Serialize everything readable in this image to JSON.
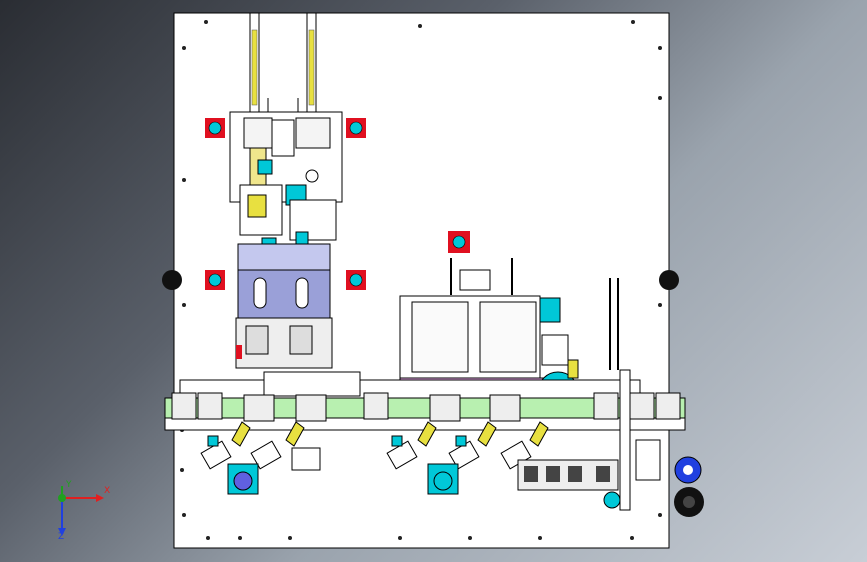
{
  "viewport": {
    "background_top": "#2a2d33",
    "background_bottom": "#c8ced6"
  },
  "model": {
    "plate_color": "#ffffff",
    "outline_color": "#000000",
    "accent_colors": {
      "cyan": "#00c8d8",
      "red": "#e01020",
      "yellow": "#e8e040",
      "lavender": "#9aa0d8",
      "green": "#b8f0b0",
      "pink": "#f0b0f0",
      "blue": "#2040e0"
    }
  },
  "axis_triad": {
    "x_label": "X",
    "y_label": "Y",
    "z_label": "Z",
    "x_color": "#e02020",
    "y_color": "#20a020",
    "z_color": "#2040e0"
  }
}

Task details
Copy the records word for word, leaving no picture in the copy.

Result below
Serialize everything readable in this image to JSON.
{
  "viewport": {
    "background_top": "#2a2d33",
    "background_bottom": "#c8ced6"
  },
  "model": {
    "plate_color": "#ffffff",
    "outline_color": "#000000",
    "accent_colors": {
      "cyan": "#00c8d8",
      "red": "#e01020",
      "yellow": "#e8e040",
      "lavender": "#9aa0d8",
      "green": "#b8f0b0",
      "pink": "#f0b0f0",
      "blue": "#2040e0"
    }
  },
  "axis_triad": {
    "x_label": "X",
    "y_label": "Y",
    "z_label": "Z",
    "x_color": "#e02020",
    "y_color": "#20a020",
    "z_color": "#2040e0"
  }
}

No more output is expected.